» Exercise inputs

============================================================

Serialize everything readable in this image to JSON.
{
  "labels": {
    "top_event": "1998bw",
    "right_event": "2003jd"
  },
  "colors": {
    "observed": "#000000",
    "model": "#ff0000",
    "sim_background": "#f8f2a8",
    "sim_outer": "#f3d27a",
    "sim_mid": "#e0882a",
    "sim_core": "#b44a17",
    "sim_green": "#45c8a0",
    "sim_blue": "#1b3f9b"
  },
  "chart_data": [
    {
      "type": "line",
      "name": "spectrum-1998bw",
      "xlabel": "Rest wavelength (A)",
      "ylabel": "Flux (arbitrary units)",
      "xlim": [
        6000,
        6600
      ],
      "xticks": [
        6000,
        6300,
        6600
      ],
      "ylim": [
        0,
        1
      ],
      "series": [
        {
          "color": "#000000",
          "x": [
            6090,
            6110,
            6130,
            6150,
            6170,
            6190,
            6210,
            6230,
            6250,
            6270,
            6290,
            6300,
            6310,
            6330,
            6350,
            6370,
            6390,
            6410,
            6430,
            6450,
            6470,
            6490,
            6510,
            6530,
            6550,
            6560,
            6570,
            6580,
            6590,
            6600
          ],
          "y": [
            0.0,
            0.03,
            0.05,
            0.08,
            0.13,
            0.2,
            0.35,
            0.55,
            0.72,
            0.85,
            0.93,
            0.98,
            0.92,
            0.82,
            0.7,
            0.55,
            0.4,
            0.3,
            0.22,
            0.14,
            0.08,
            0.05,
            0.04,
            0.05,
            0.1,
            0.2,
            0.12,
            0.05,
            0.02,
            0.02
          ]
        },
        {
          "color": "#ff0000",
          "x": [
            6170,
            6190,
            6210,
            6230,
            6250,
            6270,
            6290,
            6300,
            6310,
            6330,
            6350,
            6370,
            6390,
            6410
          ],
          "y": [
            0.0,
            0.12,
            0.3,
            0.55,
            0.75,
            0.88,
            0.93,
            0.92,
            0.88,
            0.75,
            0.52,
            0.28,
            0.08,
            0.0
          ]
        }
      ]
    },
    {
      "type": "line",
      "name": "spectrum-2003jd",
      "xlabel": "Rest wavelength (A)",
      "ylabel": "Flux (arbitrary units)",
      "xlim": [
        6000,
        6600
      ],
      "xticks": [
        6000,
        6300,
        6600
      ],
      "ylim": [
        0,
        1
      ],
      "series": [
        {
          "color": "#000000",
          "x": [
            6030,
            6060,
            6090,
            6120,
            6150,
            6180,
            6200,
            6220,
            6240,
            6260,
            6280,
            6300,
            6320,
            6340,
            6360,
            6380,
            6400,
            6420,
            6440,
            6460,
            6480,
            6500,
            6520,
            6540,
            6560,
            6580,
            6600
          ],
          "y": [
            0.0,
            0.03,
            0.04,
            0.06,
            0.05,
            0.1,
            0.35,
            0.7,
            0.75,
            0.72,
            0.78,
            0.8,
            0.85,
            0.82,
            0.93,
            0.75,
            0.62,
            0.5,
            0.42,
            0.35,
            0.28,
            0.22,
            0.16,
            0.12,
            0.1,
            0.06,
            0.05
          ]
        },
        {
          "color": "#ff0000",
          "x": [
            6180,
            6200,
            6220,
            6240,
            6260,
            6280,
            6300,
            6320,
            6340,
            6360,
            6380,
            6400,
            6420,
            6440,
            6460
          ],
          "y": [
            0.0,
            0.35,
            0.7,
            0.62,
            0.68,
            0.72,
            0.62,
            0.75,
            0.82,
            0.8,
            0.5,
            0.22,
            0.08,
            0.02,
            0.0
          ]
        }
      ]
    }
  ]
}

============================================================

» What you should do
Restate the data above exactly, keeping each word as it stands.

» Output for this exercise
Serialize everything readable in this image to JSON.
{
  "labels": {
    "top_event": "1998bw",
    "right_event": "2003jd"
  },
  "colors": {
    "observed": "#000000",
    "model": "#ff0000",
    "sim_background": "#f8f2a8",
    "sim_outer": "#f3d27a",
    "sim_mid": "#e0882a",
    "sim_core": "#b44a17",
    "sim_green": "#45c8a0",
    "sim_blue": "#1b3f9b"
  },
  "chart_data": [
    {
      "type": "line",
      "name": "spectrum-1998bw",
      "xlabel": "Rest wavelength (A)",
      "ylabel": "Flux (arbitrary units)",
      "xlim": [
        6000,
        6600
      ],
      "xticks": [
        6000,
        6300,
        6600
      ],
      "ylim": [
        0,
        1
      ],
      "series": [
        {
          "color": "#000000",
          "x": [
            6090,
            6110,
            6130,
            6150,
            6170,
            6190,
            6210,
            6230,
            6250,
            6270,
            6290,
            6300,
            6310,
            6330,
            6350,
            6370,
            6390,
            6410,
            6430,
            6450,
            6470,
            6490,
            6510,
            6530,
            6550,
            6560,
            6570,
            6580,
            6590,
            6600
          ],
          "y": [
            0.0,
            0.03,
            0.05,
            0.08,
            0.13,
            0.2,
            0.35,
            0.55,
            0.72,
            0.85,
            0.93,
            0.98,
            0.92,
            0.82,
            0.7,
            0.55,
            0.4,
            0.3,
            0.22,
            0.14,
            0.08,
            0.05,
            0.04,
            0.05,
            0.1,
            0.2,
            0.12,
            0.05,
            0.02,
            0.02
          ]
        },
        {
          "color": "#ff0000",
          "x": [
            6170,
            6190,
            6210,
            6230,
            6250,
            6270,
            6290,
            6300,
            6310,
            6330,
            6350,
            6370,
            6390,
            6410
          ],
          "y": [
            0.0,
            0.12,
            0.3,
            0.55,
            0.75,
            0.88,
            0.93,
            0.92,
            0.88,
            0.75,
            0.52,
            0.28,
            0.08,
            0.0
          ]
        }
      ]
    },
    {
      "type": "line",
      "name": "spectrum-2003jd",
      "xlabel": "Rest wavelength (A)",
      "ylabel": "Flux (arbitrary units)",
      "xlim": [
        6000,
        6600
      ],
      "xticks": [
        6000,
        6300,
        6600
      ],
      "ylim": [
        0,
        1
      ],
      "series": [
        {
          "color": "#000000",
          "x": [
            6030,
            6060,
            6090,
            6120,
            6150,
            6180,
            6200,
            6220,
            6240,
            6260,
            6280,
            6300,
            6320,
            6340,
            6360,
            6380,
            6400,
            6420,
            6440,
            6460,
            6480,
            6500,
            6520,
            6540,
            6560,
            6580,
            6600
          ],
          "y": [
            0.0,
            0.03,
            0.04,
            0.06,
            0.05,
            0.1,
            0.35,
            0.7,
            0.75,
            0.72,
            0.78,
            0.8,
            0.85,
            0.82,
            0.93,
            0.75,
            0.62,
            0.5,
            0.42,
            0.35,
            0.28,
            0.22,
            0.16,
            0.12,
            0.1,
            0.06,
            0.05
          ]
        },
        {
          "color": "#ff0000",
          "x": [
            6180,
            6200,
            6220,
            6240,
            6260,
            6280,
            6300,
            6320,
            6340,
            6360,
            6380,
            6400,
            6420,
            6440,
            6460
          ],
          "y": [
            0.0,
            0.35,
            0.7,
            0.62,
            0.68,
            0.72,
            0.62,
            0.75,
            0.82,
            0.8,
            0.5,
            0.22,
            0.08,
            0.02,
            0.0
          ]
        }
      ]
    }
  ]
}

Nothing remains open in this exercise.